* **Direction**:
Check every line below for the string "screenshot", and copy the lines that contain it.

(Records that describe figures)

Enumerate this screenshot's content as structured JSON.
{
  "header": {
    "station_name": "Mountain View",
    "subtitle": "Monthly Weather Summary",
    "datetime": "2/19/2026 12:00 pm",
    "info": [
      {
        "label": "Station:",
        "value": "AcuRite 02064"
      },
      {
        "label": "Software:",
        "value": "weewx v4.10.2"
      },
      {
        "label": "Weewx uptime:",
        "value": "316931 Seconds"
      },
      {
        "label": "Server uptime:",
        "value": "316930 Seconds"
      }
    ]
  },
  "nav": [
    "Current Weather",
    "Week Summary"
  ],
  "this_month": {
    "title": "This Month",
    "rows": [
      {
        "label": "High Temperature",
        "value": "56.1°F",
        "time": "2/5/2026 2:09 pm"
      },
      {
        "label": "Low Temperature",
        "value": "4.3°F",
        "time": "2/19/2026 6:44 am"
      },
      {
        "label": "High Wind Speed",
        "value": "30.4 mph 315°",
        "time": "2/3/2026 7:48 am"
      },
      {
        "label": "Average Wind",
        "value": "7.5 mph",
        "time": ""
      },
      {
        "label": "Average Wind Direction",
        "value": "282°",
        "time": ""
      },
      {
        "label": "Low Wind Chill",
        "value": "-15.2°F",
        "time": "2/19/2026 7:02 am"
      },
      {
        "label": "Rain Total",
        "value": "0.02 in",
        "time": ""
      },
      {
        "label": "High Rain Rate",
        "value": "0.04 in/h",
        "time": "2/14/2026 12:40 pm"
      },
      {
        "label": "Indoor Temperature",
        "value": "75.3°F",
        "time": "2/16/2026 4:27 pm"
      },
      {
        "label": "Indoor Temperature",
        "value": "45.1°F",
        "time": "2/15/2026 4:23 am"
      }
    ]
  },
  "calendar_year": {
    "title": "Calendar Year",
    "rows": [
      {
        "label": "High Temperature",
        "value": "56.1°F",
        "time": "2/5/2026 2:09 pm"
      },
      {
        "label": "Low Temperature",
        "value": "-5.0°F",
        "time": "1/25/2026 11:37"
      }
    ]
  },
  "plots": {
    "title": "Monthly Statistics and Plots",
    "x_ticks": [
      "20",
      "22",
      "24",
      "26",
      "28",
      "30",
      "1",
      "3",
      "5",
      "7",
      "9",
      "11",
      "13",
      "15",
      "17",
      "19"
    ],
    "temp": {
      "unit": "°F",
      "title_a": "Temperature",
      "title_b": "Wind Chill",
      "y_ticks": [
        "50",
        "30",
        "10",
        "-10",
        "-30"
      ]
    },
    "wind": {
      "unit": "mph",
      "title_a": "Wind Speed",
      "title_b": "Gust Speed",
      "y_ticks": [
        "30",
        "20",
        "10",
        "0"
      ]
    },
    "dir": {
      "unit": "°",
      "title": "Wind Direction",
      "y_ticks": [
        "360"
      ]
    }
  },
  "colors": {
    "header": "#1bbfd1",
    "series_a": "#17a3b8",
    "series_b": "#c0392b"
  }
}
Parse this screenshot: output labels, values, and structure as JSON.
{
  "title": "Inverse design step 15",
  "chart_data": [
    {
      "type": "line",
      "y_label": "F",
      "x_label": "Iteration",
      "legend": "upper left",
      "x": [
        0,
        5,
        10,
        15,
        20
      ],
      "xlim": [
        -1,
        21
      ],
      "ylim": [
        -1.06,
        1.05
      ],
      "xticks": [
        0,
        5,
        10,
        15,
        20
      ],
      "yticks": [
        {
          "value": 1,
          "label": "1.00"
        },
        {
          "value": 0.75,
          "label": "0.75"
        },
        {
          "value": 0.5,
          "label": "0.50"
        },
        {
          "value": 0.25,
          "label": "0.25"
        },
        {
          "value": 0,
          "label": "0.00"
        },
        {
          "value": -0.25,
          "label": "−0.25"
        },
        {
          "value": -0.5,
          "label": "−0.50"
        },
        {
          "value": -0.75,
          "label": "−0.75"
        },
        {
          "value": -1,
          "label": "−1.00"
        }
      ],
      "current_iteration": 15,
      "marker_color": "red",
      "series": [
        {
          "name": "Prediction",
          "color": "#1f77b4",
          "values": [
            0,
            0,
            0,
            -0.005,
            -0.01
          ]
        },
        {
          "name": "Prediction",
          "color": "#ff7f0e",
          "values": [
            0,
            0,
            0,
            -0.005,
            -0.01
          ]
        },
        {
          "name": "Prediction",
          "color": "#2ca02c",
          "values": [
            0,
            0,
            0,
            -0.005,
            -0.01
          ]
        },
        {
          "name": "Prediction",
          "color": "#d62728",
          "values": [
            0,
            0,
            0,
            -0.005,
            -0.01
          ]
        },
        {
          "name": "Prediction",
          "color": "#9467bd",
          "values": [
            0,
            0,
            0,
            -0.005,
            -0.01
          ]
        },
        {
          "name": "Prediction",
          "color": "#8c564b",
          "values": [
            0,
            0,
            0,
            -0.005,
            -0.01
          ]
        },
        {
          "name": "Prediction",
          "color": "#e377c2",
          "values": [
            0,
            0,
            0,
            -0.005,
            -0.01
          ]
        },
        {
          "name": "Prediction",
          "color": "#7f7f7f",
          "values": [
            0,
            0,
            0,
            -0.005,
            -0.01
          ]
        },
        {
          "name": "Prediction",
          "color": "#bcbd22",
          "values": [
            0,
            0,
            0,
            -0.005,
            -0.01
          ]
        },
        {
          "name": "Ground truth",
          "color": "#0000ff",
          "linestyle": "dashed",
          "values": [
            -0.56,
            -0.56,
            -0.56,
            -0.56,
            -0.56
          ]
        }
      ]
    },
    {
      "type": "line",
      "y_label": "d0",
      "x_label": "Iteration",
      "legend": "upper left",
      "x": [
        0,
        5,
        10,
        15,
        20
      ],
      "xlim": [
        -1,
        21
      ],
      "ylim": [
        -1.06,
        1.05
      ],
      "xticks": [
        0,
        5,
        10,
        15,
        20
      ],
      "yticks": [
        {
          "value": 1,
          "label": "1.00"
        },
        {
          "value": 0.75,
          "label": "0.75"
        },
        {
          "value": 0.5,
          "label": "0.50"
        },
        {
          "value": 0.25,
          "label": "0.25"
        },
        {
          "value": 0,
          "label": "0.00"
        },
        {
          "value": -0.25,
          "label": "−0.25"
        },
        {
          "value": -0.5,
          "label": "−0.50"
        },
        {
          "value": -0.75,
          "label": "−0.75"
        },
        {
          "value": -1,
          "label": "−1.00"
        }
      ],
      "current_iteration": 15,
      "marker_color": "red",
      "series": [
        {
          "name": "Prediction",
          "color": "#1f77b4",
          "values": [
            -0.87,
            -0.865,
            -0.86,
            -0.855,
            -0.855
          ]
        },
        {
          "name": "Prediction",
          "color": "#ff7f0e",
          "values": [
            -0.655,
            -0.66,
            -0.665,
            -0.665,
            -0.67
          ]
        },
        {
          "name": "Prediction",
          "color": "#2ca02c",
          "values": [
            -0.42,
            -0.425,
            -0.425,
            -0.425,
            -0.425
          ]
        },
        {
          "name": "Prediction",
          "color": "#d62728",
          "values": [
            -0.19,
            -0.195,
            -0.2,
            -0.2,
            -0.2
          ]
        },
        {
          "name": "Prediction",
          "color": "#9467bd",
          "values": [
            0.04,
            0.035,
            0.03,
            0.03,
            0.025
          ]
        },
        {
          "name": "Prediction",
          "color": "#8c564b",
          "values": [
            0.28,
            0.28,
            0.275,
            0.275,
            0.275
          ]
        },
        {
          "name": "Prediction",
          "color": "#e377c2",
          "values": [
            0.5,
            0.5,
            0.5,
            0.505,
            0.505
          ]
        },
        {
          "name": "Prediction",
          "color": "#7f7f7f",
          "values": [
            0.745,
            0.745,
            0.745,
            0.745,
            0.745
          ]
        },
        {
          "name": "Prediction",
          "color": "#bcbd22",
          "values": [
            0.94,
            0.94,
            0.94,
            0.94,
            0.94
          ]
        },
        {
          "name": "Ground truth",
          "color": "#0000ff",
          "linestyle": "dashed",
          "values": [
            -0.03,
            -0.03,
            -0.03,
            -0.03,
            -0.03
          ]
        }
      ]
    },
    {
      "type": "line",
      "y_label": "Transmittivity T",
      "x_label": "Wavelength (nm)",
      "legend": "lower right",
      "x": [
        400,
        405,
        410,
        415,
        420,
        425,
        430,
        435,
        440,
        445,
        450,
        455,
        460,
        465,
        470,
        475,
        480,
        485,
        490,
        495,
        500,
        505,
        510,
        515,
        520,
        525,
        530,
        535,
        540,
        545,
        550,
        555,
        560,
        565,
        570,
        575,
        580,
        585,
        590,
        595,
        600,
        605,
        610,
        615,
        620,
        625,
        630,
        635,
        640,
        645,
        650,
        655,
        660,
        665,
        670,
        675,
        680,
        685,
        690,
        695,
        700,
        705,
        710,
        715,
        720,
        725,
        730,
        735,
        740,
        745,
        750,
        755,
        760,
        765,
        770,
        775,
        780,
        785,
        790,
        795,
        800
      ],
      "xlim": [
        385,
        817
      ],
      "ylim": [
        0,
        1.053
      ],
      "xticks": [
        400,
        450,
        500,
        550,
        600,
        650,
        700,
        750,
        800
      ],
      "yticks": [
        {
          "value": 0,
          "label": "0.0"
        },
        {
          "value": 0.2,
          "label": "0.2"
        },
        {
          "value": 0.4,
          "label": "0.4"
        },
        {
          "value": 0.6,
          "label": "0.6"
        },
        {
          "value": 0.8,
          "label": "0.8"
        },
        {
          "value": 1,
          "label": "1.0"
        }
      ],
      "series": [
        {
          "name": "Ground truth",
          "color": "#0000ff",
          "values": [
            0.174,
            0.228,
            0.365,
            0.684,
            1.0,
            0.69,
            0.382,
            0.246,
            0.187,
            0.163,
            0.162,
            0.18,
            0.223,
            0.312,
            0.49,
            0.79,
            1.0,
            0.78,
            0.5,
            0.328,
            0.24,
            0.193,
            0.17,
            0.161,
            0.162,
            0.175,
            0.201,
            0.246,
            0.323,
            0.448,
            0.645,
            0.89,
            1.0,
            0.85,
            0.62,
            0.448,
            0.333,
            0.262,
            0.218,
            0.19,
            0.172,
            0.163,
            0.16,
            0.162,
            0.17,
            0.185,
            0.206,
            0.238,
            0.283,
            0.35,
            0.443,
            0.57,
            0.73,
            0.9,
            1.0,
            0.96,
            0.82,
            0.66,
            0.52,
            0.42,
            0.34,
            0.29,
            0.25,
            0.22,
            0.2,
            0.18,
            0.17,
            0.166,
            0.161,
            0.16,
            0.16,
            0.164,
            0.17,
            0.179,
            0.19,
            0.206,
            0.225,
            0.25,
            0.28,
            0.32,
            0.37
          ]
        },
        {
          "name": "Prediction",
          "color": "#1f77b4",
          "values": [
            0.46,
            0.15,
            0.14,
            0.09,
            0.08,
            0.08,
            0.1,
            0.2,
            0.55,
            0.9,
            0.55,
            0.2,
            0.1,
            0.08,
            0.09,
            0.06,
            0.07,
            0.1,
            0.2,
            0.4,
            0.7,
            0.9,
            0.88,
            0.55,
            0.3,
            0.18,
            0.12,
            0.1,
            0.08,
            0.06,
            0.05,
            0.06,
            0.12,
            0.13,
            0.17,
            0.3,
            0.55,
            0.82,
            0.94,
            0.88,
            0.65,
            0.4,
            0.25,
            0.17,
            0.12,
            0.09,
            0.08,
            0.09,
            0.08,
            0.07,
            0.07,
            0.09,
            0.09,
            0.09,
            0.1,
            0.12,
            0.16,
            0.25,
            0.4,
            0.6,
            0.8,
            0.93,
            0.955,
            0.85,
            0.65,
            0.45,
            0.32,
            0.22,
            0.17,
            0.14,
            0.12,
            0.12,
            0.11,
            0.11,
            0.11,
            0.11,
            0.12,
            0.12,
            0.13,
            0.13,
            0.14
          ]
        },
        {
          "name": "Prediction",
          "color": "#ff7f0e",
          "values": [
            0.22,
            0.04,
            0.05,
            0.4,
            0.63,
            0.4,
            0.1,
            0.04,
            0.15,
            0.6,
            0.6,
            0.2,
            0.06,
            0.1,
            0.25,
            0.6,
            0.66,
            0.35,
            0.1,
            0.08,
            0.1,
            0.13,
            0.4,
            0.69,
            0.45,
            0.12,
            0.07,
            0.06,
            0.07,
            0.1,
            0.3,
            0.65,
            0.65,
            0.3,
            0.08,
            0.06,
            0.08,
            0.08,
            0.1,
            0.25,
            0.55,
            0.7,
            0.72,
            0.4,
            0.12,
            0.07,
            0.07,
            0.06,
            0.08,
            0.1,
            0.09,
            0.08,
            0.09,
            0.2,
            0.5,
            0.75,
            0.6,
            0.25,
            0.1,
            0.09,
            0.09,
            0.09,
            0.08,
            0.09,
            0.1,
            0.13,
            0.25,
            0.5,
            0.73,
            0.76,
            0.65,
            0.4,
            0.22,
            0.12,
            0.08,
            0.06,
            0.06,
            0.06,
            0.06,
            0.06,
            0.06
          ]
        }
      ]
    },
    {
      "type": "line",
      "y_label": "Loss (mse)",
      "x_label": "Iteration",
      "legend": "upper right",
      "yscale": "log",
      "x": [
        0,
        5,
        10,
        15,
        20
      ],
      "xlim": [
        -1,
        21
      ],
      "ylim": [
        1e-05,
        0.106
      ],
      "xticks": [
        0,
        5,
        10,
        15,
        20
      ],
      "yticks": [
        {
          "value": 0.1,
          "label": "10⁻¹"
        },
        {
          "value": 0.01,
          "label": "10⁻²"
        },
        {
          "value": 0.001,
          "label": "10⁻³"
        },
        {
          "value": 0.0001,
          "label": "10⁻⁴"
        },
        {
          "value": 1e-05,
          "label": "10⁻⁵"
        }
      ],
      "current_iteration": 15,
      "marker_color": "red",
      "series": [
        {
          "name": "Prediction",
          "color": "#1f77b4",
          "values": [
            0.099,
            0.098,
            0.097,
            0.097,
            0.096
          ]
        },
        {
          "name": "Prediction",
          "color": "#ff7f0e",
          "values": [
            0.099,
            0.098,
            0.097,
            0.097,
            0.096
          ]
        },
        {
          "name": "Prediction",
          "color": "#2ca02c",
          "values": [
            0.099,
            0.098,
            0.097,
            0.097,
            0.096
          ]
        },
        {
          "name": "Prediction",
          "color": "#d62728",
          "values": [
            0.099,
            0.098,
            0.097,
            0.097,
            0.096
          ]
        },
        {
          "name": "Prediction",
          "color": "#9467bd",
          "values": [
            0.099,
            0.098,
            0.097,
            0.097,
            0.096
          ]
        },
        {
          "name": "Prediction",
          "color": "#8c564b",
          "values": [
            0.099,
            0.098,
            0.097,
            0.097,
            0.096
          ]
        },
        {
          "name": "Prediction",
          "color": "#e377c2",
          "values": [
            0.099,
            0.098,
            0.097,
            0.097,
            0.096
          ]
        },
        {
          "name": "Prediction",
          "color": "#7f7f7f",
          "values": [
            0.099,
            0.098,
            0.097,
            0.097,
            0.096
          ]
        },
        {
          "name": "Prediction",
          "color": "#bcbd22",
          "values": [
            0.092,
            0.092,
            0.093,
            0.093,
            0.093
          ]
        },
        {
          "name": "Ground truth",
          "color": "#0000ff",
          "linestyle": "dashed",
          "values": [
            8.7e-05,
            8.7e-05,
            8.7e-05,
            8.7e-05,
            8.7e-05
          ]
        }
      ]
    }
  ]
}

* * *

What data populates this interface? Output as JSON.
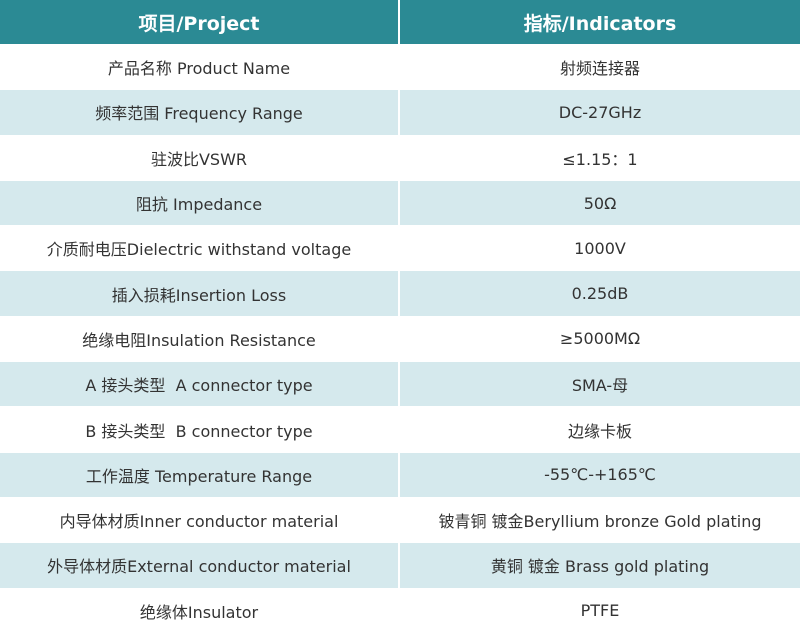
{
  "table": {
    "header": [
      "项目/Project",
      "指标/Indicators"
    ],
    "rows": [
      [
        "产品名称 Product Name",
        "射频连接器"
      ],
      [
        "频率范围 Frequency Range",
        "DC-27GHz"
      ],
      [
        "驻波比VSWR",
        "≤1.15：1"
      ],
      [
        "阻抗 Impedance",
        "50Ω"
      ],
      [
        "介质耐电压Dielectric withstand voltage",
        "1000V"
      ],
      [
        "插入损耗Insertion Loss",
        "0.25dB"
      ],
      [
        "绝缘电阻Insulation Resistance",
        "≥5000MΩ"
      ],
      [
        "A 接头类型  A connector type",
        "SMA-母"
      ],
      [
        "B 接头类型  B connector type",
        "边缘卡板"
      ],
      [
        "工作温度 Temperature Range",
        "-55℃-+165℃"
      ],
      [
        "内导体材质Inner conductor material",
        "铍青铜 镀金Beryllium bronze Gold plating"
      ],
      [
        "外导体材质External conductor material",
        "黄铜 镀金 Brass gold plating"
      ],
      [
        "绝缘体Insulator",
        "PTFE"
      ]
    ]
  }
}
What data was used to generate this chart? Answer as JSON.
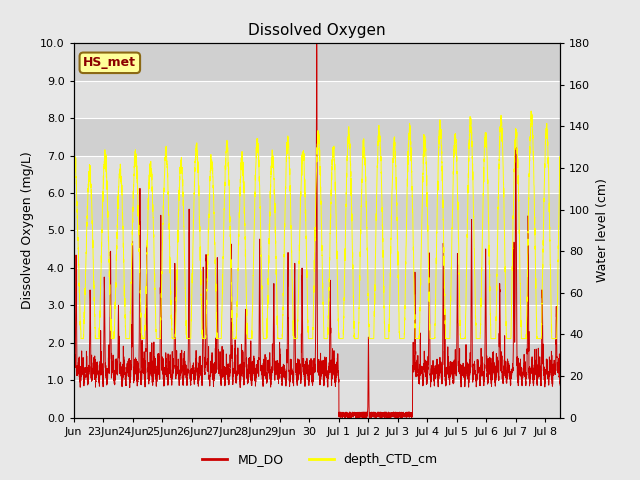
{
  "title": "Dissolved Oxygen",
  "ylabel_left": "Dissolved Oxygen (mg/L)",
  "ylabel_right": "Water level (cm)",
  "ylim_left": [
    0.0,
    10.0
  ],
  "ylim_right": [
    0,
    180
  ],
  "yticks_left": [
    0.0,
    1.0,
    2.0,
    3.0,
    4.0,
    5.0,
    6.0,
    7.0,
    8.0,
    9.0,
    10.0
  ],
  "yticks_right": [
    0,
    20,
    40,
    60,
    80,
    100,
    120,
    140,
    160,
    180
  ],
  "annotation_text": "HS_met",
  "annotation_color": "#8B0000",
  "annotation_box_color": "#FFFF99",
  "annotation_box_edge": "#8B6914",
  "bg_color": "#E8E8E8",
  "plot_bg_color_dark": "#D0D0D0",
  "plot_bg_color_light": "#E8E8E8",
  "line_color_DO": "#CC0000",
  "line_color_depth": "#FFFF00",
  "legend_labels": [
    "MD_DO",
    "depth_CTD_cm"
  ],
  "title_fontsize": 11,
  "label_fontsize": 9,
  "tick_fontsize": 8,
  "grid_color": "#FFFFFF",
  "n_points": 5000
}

* **Answer to the exercise**:
Enumerate this screenshot's content as structured JSON.
Parse this screenshot: output labels, values, and structure as JSON.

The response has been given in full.